Work instructions:
Of all the lines in the material, how many contain the word "restored"? State the number alone.
»»
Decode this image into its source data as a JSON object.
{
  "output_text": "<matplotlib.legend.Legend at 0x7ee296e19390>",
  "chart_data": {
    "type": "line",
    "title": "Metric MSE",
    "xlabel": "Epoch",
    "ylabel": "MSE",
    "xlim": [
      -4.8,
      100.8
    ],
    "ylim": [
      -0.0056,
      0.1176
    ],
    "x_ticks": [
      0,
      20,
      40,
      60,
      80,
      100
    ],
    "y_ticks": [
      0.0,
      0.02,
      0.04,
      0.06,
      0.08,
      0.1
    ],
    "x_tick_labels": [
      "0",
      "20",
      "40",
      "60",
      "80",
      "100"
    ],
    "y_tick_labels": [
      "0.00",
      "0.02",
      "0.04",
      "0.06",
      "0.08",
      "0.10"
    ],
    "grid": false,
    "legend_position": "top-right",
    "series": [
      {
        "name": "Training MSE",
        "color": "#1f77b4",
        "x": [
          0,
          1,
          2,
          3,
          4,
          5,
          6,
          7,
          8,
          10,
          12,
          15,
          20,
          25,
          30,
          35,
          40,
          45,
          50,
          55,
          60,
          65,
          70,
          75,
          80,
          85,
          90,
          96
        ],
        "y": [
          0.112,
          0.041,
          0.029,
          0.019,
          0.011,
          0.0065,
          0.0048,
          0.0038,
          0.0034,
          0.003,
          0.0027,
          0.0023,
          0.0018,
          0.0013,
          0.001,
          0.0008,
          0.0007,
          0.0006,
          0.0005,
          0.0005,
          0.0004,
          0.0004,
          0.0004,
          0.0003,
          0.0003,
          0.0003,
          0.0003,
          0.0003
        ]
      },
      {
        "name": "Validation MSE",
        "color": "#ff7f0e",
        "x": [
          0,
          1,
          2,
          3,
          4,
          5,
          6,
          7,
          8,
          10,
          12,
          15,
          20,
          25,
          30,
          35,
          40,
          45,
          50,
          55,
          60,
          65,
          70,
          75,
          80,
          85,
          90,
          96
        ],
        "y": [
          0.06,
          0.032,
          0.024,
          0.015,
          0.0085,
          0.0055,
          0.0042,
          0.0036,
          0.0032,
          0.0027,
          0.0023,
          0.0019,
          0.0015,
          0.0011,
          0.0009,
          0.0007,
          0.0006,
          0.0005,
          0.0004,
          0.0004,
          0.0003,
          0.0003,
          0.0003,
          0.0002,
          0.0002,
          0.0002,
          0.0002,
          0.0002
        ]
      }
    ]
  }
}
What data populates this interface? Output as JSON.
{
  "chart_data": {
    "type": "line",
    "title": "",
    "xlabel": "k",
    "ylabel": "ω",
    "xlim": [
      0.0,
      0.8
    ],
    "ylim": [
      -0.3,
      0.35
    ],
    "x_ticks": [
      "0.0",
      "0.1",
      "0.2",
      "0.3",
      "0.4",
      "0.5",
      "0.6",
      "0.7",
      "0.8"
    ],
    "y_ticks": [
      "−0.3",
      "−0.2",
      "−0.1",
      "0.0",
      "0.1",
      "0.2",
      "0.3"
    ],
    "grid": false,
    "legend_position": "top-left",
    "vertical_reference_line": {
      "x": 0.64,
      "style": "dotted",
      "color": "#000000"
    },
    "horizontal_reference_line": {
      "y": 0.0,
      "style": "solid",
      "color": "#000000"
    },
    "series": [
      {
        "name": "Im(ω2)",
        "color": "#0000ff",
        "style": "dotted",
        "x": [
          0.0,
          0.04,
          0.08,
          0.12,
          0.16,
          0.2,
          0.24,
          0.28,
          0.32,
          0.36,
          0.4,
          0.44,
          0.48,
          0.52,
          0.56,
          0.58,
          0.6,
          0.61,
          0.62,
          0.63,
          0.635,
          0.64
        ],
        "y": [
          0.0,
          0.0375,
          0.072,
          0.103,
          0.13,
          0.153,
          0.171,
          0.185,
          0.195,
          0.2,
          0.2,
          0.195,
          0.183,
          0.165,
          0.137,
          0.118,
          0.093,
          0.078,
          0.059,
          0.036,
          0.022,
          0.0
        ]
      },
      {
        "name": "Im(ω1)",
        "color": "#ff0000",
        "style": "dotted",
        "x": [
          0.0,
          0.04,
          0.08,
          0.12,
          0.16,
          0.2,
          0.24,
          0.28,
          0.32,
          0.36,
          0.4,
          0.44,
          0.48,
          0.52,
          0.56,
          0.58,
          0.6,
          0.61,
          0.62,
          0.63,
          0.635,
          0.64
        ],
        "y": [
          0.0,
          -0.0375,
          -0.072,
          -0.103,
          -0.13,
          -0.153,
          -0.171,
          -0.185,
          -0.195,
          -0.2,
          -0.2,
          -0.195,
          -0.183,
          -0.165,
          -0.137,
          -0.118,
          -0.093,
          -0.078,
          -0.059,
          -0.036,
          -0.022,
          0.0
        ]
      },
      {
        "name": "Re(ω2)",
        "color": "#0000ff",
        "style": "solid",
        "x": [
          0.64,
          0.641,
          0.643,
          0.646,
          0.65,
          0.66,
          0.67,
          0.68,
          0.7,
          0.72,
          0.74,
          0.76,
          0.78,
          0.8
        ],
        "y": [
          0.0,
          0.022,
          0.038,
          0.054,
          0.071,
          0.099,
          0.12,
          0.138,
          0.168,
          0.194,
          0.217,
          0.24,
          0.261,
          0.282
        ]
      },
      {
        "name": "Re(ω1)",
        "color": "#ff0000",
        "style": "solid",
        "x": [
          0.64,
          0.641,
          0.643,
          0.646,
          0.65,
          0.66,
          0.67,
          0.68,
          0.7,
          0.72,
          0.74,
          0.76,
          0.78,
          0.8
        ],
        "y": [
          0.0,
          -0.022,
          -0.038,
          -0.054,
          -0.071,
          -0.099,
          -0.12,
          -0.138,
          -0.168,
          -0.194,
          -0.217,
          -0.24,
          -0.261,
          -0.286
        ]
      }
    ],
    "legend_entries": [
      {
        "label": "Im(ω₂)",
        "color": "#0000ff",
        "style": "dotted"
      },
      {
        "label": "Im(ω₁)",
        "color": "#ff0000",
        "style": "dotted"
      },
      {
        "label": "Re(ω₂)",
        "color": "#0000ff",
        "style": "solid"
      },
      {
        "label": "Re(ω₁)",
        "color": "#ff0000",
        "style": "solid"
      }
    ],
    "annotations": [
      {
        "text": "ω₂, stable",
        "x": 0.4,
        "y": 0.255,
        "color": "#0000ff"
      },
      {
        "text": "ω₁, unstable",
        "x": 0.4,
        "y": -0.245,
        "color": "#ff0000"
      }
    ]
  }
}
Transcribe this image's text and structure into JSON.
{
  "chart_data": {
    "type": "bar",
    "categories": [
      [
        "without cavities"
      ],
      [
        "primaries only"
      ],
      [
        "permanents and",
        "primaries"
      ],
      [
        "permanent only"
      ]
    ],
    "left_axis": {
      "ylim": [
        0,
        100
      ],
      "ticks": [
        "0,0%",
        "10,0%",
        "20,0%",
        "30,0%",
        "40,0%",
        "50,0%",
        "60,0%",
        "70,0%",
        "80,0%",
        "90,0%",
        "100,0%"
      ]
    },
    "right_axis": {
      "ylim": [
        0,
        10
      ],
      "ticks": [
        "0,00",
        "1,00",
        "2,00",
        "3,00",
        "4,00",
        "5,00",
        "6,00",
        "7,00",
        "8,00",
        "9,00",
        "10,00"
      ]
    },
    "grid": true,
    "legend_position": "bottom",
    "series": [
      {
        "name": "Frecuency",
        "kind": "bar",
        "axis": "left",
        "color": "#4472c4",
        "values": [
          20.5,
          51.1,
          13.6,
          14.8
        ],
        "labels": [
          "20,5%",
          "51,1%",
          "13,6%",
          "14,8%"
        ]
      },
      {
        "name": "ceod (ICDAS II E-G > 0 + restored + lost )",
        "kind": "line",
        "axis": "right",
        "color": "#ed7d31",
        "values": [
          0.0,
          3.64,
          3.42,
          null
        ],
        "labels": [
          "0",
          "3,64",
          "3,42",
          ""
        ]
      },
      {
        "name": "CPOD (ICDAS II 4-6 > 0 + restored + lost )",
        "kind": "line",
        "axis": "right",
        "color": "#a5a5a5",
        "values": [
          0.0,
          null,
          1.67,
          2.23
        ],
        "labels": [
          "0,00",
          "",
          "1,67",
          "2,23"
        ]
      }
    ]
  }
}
««
Answer to the exercise:
2